◆ Reading text ◆
# # # #

If it appears to that court that it is in the interests of justice that the proceedings be determined by another designated court, then the first court ‘shall transfer’ the proceedings to that other court. There is a statutory requirement to exercise the power of transfer whenever it appears that it is in the interests of justice that it should be exercised. It is not necessary that it should appear that the first court is a ‘clearly inappropriate’ forum. It is both necessary and sufficient that, in the interests of justice, the second court is more appropriate.”

  1. This was again recently stated in White Enhancements Pty Ltd v Quick Fit Tyre Pty Ltd:[7]

“The statute does not confer a discretion on the Court.  If the Court is satisfied that it is in the interests of justice that the action be determined by another Supreme Court, the Court must order that the proceedings be transferred to that Court.”

  1. Whilst it is clear that there is no actual onus on Aquila to establish that the proceeding should be transferred, in FAI Traders Insurance Company Limited v ANZ McCaughan Securities Limited[8] Roger CJ said:

“Whilst I do accept that there is any question of onus involved, I think it is right that no order for transfer should be made where in balancing the considerations of what is the most appropriate court, no advantage can be seen in a transfer.”

  1. A convenient checklist in relation to the relevant issues is set out in World Firefighters Games Brisbane 2002 v The World Firefighters Games Western Australia Inc.[9]  In that decision Philippides J set out the considerations to be taken into account under the cross-vesting legislation to determine whether the proceeding should be permitted to continue or should be transferred.  Her Honour referred to the Bankinvest AG v Seabrook[10] decision and stated that the court in that case held that, in determining under s 5(2)(b)(iii), which forum the “interests of justice” favoured, regard was to be had to the forum with which the action has “the most real and substantial connection” and that in assessing this, the court looks at the connecting factors regarded by Lord Gough in Spiliada Maritime Corp v Cansulex Ltd[11]as relevant to the selection of the “appropriate forum”.  Her Honour then indicated that the range of factors considered relevant in assessing the more appropriate forum included:

“(a)the application of the substantive law, if it is peculiar to a particular jurisdiction;

(b)forensic advantages or disadvantages conferred by the competing procedural laws;

(c)the plaintiff’s choice of forum and the reasons for that choice;

(d)substantive connections with the forum (for example, residence, domicile, place of occurrence and choice of law);

(e)balance of convenience to parties and witnesses;

(f)comparative costs and delay;

(g)convenience of the court system.”

The application of the substantive law

  1. Clause 24.1 of the JVA provides that the JVA is governed by the laws of Western Australia and the Commonwealth of Australia. Clause 24.2 then provides that each party irrevocably submits to the “non-exclusive” jurisdiction of the courts of Western Australia.
  1. Aquila contends that pursuant to cl 24, therefore the JVA itself contemplates that the proper law is the law of Western Australia and that disputes be resolved through the Western Australian Court System.  Furthermore, the JVA provides that arbitration should occur in Perth (cl 12.3(d)) and that if the identity of the arbitrator is not agreed, the President of the West Australian chapter of the Institute of Arbitrators and Mediators Australia would identify a mediator (cl 12.3(e)).

# # # #

◆ Recorded data ◆
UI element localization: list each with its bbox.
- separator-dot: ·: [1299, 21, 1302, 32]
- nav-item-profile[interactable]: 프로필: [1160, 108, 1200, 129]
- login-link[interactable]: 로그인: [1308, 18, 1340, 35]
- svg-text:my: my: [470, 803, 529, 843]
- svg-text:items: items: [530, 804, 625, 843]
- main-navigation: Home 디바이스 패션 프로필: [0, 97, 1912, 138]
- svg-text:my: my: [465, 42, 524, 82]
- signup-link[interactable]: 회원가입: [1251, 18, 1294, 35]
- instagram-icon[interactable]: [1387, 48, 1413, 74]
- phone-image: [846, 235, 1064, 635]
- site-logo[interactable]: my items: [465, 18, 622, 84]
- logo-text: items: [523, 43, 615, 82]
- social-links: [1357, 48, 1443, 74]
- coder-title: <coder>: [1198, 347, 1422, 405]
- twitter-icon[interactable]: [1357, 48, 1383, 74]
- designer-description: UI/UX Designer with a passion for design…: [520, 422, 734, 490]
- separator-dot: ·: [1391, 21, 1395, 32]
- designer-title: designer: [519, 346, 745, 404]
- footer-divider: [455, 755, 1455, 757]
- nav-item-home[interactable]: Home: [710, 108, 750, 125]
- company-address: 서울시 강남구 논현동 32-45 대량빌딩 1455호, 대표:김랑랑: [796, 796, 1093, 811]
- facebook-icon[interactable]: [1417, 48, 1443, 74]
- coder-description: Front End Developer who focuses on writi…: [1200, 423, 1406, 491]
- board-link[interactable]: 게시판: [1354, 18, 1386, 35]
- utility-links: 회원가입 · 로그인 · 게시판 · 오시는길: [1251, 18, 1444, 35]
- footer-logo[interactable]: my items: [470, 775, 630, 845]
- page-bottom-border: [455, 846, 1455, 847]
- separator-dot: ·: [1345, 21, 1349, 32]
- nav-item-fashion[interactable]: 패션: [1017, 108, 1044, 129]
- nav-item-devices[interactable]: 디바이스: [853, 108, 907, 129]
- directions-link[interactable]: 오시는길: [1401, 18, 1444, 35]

# # # #

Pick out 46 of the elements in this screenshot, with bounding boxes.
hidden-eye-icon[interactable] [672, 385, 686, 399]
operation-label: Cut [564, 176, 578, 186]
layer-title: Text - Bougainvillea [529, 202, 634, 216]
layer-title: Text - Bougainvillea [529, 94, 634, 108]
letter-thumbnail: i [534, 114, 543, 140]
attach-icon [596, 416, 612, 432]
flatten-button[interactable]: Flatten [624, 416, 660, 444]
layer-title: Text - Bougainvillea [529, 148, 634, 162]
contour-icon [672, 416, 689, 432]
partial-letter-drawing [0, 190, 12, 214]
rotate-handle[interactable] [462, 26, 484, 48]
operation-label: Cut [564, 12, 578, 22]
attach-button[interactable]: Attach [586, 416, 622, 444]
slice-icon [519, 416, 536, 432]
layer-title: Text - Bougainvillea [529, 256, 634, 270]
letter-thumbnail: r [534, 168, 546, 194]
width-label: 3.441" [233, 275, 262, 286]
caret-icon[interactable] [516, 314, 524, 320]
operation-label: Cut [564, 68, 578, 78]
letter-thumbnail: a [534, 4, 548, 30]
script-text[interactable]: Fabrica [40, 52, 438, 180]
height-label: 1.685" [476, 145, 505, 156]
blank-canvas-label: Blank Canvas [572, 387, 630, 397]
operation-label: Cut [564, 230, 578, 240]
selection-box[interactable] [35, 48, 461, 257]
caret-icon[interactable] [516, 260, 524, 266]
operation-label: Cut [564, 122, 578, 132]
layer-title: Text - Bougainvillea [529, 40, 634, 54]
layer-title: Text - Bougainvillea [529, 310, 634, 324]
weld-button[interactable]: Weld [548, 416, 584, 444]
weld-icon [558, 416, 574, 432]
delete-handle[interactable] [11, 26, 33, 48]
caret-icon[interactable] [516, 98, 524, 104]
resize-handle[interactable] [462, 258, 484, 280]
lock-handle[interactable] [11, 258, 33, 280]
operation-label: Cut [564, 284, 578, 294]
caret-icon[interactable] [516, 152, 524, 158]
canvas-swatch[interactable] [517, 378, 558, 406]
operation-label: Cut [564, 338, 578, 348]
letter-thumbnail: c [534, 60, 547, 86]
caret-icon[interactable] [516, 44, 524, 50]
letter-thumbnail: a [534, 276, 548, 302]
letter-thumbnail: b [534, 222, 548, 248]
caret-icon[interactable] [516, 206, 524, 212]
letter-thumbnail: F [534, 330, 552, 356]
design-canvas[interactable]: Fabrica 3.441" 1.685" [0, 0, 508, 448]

# # # #

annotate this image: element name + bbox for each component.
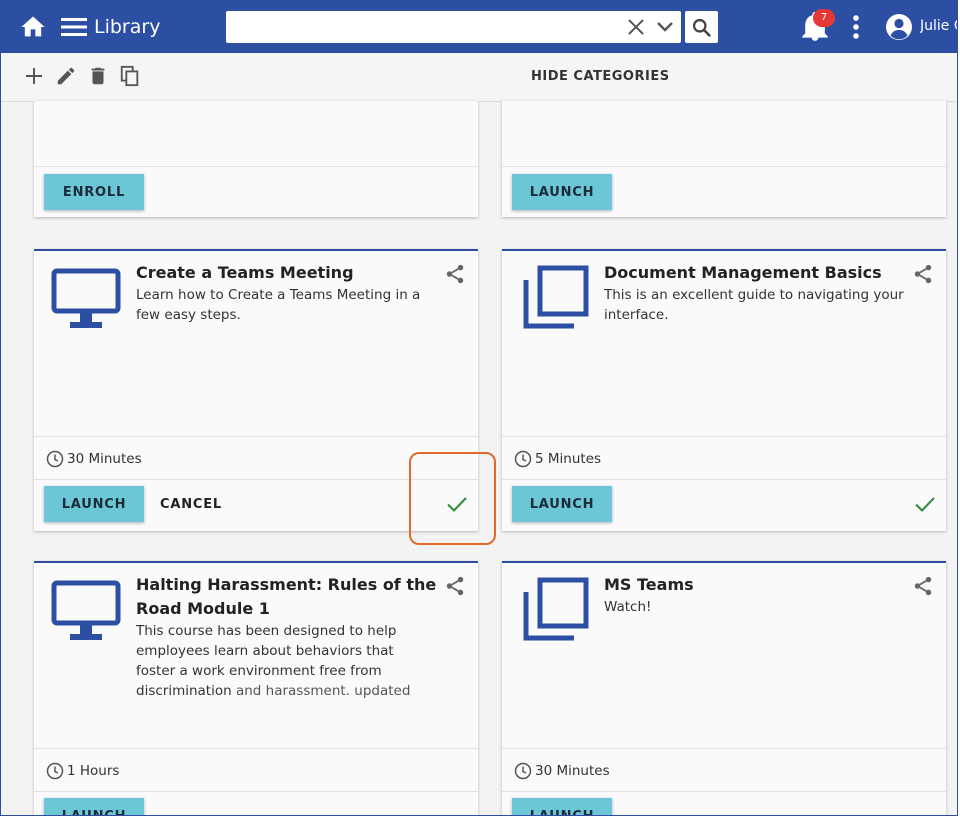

# # # #

◆ Problem details ◆
Resume the court judgment on transferring the proceedings to another court, starting after its last sentence. The data were taken from an unrelated source.

◆ The result ◆
  1. However, it is clear that the declarations sought relate to the construction of cl 12 of the JVA particularly the provision for arbitration in that clause. The question in the proceeding therefore is in essence a legal question which relates to the construction and enforceability of that clause in the JVA. The hearing of AMCI’s application will therefore primarily involve legal arguments as to the operation and effect of the clause, the reasonableness of the clause in the context of this joint venture as well as arguments as to whether the clause can be severed. This legal question will be essentially determined by reference to common law principles and there is no aspect of the applicable substantive law which is peculiar to Western Australia. Furthermore there is common commercial arbitration legislation throughout Australia and there is no difference between the jurisdictions. The Commercial Arbitration Act 1990 (Qld) and the Commercial Arbitration Act 1985 (WA) are identical.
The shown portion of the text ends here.